Record list:
+-------+
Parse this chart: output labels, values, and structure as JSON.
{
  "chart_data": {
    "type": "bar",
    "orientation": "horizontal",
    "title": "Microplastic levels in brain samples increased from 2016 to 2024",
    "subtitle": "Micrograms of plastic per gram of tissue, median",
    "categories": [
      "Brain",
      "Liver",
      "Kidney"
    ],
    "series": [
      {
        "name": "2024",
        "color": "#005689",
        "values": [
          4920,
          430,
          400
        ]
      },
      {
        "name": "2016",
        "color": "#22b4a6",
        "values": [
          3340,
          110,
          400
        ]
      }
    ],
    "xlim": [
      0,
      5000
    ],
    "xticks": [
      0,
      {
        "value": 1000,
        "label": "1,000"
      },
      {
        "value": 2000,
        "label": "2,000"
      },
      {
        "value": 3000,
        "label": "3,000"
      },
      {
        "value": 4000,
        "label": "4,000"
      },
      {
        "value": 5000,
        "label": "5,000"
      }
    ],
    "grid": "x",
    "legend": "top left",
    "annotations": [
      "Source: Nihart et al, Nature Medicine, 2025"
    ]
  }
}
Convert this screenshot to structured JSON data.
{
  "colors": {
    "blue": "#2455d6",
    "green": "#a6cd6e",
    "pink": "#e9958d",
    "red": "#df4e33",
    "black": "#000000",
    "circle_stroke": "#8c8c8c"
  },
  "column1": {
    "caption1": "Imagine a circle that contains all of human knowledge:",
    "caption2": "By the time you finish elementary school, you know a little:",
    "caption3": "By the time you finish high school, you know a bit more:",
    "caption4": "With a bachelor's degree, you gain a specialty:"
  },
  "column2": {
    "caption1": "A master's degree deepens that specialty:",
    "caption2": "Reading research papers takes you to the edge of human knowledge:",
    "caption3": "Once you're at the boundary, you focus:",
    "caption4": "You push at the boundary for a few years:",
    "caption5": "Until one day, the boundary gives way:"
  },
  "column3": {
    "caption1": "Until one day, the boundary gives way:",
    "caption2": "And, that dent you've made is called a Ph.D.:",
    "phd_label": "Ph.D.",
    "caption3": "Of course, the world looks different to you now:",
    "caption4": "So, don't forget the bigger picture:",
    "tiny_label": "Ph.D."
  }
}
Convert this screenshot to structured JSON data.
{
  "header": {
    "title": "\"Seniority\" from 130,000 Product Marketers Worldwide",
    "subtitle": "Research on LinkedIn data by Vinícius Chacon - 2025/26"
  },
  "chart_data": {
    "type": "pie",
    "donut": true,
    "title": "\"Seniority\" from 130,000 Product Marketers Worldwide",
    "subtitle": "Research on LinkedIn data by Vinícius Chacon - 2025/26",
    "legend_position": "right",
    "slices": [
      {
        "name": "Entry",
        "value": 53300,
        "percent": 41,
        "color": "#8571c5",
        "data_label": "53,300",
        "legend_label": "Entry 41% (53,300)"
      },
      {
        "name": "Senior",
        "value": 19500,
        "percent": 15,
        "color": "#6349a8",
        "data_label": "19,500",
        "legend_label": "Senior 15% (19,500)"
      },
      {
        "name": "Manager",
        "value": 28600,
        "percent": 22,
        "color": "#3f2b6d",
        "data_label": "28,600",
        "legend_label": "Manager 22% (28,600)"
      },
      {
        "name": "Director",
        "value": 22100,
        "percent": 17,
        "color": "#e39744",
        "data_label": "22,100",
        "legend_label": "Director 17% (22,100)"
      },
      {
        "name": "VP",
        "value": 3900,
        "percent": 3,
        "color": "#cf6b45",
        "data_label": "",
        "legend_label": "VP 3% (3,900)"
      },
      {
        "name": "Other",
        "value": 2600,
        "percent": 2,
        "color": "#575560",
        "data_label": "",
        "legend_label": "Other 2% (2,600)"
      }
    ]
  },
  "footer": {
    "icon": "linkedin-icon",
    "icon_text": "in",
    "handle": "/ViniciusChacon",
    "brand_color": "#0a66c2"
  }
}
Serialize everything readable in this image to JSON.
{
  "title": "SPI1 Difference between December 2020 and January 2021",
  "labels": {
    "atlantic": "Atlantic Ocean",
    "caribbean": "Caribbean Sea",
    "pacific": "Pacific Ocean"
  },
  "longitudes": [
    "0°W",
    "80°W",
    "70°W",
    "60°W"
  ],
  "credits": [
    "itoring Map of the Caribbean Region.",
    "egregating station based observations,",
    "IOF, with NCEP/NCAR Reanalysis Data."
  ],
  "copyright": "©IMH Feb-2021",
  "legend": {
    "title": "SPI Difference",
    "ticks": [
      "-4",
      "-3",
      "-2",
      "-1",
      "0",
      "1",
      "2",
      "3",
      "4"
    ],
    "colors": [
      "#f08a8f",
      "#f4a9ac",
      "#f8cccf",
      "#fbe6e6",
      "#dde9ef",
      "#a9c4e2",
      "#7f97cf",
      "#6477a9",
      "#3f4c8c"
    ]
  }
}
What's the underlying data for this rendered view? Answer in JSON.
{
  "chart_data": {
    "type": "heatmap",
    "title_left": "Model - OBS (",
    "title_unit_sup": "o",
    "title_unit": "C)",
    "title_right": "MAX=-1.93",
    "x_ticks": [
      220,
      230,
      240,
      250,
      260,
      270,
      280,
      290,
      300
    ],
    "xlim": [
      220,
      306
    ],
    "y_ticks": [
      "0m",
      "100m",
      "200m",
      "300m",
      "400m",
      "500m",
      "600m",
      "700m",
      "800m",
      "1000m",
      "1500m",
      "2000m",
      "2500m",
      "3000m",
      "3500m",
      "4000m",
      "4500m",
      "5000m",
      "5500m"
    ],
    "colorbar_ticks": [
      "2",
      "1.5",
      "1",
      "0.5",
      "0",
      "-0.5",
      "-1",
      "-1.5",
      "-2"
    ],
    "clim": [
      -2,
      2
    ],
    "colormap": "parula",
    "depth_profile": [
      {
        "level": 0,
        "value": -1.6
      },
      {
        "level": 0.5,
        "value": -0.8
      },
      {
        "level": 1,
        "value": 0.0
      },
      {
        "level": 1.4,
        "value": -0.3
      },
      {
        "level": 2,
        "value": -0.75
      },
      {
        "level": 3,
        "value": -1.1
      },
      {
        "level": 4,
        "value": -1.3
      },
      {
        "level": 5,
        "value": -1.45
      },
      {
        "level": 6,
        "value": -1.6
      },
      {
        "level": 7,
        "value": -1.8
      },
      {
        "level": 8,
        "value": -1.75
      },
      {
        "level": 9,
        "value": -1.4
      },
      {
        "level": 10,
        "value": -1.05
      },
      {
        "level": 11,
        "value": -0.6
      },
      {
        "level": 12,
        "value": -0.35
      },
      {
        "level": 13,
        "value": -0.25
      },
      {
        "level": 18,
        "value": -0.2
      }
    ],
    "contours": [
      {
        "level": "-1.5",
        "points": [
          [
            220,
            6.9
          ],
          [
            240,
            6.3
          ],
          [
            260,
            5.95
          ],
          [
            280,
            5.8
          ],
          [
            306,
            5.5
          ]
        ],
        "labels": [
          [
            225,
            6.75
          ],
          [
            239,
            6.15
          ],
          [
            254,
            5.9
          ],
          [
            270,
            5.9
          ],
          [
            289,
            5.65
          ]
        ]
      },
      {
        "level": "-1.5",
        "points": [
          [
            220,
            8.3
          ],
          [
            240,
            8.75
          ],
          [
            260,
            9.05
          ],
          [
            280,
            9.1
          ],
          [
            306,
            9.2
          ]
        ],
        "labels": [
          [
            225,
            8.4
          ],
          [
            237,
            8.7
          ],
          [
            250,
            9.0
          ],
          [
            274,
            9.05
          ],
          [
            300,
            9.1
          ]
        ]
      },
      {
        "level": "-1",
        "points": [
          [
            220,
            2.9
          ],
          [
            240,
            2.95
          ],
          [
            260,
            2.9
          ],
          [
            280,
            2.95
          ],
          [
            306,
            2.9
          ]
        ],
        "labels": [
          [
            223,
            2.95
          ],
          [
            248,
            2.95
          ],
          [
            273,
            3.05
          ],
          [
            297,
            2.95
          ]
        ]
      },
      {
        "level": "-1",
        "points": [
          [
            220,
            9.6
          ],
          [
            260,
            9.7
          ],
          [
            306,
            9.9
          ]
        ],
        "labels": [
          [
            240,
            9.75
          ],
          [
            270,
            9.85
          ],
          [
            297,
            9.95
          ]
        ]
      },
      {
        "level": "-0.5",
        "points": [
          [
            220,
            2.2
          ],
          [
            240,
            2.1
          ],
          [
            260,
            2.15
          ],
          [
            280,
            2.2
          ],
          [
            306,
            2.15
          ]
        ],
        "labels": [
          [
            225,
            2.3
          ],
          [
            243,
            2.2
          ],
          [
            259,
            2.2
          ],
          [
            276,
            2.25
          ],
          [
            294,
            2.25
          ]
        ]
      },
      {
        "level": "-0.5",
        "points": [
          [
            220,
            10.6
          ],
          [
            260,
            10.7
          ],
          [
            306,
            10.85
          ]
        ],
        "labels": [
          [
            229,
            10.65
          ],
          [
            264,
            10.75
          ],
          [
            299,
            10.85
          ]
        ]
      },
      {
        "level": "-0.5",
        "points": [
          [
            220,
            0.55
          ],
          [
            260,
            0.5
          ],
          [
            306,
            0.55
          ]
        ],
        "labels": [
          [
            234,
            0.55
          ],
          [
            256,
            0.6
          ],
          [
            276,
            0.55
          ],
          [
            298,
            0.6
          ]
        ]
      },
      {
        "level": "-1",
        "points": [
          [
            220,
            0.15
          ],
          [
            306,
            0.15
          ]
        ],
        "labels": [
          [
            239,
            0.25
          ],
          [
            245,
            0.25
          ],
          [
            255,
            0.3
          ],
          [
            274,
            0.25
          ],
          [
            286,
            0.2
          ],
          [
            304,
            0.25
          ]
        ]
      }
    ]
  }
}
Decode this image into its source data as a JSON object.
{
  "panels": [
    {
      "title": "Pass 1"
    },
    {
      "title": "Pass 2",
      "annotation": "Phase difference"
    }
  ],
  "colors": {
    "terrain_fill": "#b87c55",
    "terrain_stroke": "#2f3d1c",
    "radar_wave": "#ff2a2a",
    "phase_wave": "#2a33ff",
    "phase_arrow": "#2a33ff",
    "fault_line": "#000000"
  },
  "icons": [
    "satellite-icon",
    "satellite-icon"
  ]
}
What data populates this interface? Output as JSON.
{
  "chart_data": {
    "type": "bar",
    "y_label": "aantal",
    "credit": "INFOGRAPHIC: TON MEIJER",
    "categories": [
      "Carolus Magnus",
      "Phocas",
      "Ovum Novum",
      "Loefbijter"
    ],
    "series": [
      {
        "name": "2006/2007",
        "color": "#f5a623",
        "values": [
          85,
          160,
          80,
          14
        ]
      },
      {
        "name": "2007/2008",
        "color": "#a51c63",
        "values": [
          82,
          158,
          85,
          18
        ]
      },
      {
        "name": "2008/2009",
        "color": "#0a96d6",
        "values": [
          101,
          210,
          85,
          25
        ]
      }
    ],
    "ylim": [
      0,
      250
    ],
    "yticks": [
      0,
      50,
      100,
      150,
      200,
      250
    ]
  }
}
+-------+
Written request:
Look through the records and gather each line with the word "gives".

Solved exercise:
    "caption5": "Until one day, the boundary gives way:"
    "caption1": "Until one day, the boundary gives way:",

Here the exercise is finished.